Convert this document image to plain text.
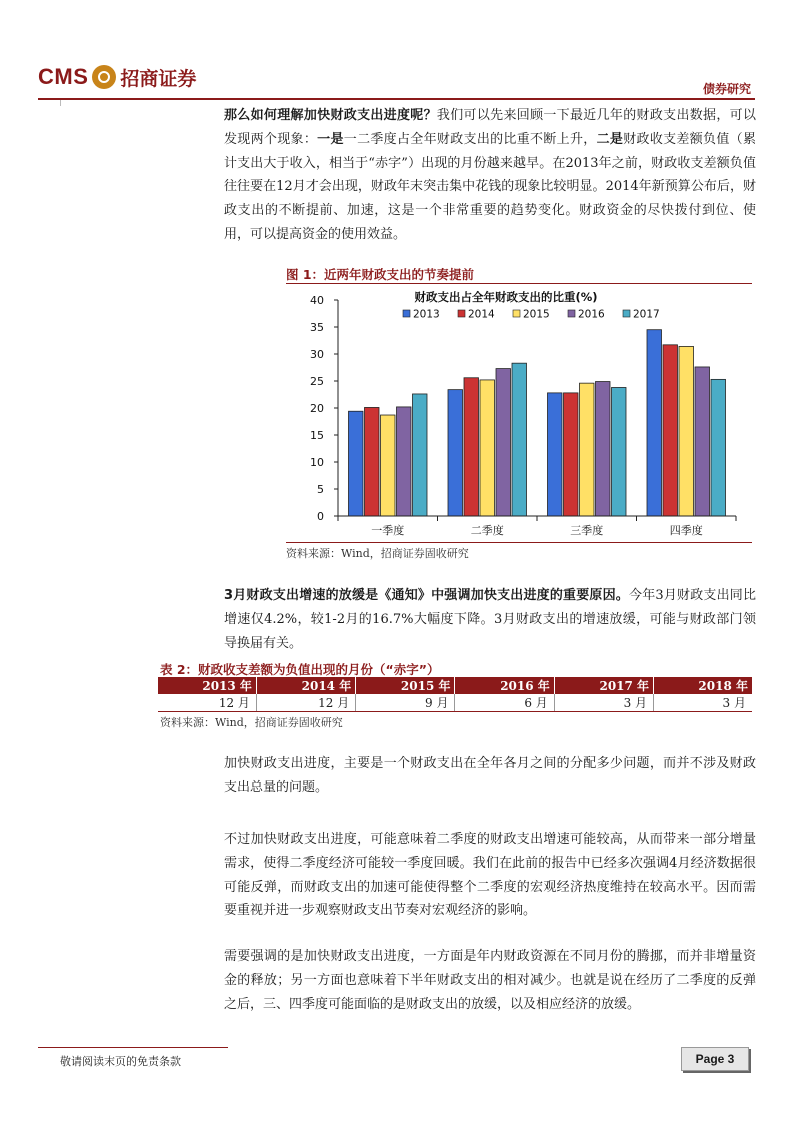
CMS 招商证券	债券研究

那么如何理解加快财政支出进度呢？我们可以先来回顾一下最近几年的财政支出数据，可以发现两个现象：一是一二季度占全年财政支出的比重不断上升，二是财政收支差额负值（累计支出大于收入，相当于“赤字”）出现的月份越来越早。在2013年之前，财政收支差额负值往往要在12月才会出现，财政年末突击集中花钱的现象比较明显。2014年新预算公布后，财政支出的不断提前、加速，这是一个非常重要的趋势变化。财政资金的尽快拨付到位、使用，可以提高资金的使用效益。

图 1：近两年财政支出的节奏提前
财政支出占全年财政支出的比重(%)
2013	2014	2015	2016	2017
0
5
10
15
20
25
30
35
40
一季度	二季度	三季度	四季度
资料来源：Wind，招商证券固收研究

3月财政支出增速的放缓是《通知》中强调加快支出进度的重要原因。今年3月财政支出同比增速仅4.2%，较1-2月的16.7%大幅度下降。3月财政支出的增速放缓，可能与财政部门领导换届有关。

表 2：财政收支差额为负值出现的月份（“赤字”）
2013 年	2014 年	2015 年	2016 年	2017 年	2018 年
12 月	12 月	9 月	6 月	3 月	3 月
资料来源：Wind，招商证券固收研究

加快财政支出进度，主要是一个财政支出在全年各月之间的分配多少问题，而并不涉及财政支出总量的问题。

不过加快财政支出进度，可能意味着二季度的财政支出增速可能较高，从而带来一部分增量需求，使得二季度经济可能较一季度回暖。我们在此前的报告中已经多次强调4月经济数据很可能反弹，而财政支出的加速可能使得整个二季度的宏观经济热度维持在较高水平。因而需要重视并进一步观察财政支出节奏对宏观经济的影响。

需要强调的是加快财政支出进度，一方面是年内财政资源在不同月份的腾挪，而并非增量资金的释放；另一方面也意味着下半年财政支出的相对减少。也就是说在经历了二季度的反弹之后，三、四季度可能面临的是财政支出的放缓，以及相应经济的放缓。

敬请阅读末页的免责条款	Page 3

- [Task]
Copy the records above exactly, leaving out every picture.

- [Exercise solution]
Convert this document image to plain text.
CMS 招商证券	债券研究

那么如何理解加快财政支出进度呢？我们可以先来回顾一下最近几年的财政支出数据，可以发现两个现象：一是一二季度占全年财政支出的比重不断上升，二是财政收支差额负值（累计支出大于收入，相当于“赤字”）出现的月份越来越早。在2013年之前，财政收支差额负值往往要在12月才会出现，财政年末突击集中花钱的现象比较明显。2014年新预算公布后，财政支出的不断提前、加速，这是一个非常重要的趋势变化。财政资金的尽快拨付到位、使用，可以提高资金的使用效益。

图 1：近两年财政支出的节奏提前
财政支出占全年财政支出的比重(%)
2013	2014	2015	2016	2017
0
5
10
15
20
25
30
35
40
一季度	二季度	三季度	四季度
资料来源：Wind，招商证券固收研究

3月财政支出增速的放缓是《通知》中强调加快支出进度的重要原因。今年3月财政支出同比增速仅4.2%，较1-2月的16.7%大幅度下降。3月财政支出的增速放缓，可能与财政部门领导换届有关。

表 2：财政收支差额为负值出现的月份（“赤字”）
2013 年	2014 年	2015 年	2016 年	2017 年	2018 年
12 月	12 月	9 月	6 月	3 月	3 月
资料来源：Wind，招商证券固收研究

加快财政支出进度，主要是一个财政支出在全年各月之间的分配多少问题，而并不涉及财政支出总量的问题。

不过加快财政支出进度，可能意味着二季度的财政支出增速可能较高，从而带来一部分增量需求，使得二季度经济可能较一季度回暖。我们在此前的报告中已经多次强调4月经济数据很可能反弹，而财政支出的加速可能使得整个二季度的宏观经济热度维持在较高水平。因而需要重视并进一步观察财政支出节奏对宏观经济的影响。

需要强调的是加快财政支出进度，一方面是年内财政资源在不同月份的腾挪，而并非增量资金的释放；另一方面也意味着下半年财政支出的相对减少。也就是说在经历了二季度的反弹之后，三、四季度可能面临的是财政支出的放缓，以及相应经济的放缓。

敬请阅读末页的免责条款	Page 3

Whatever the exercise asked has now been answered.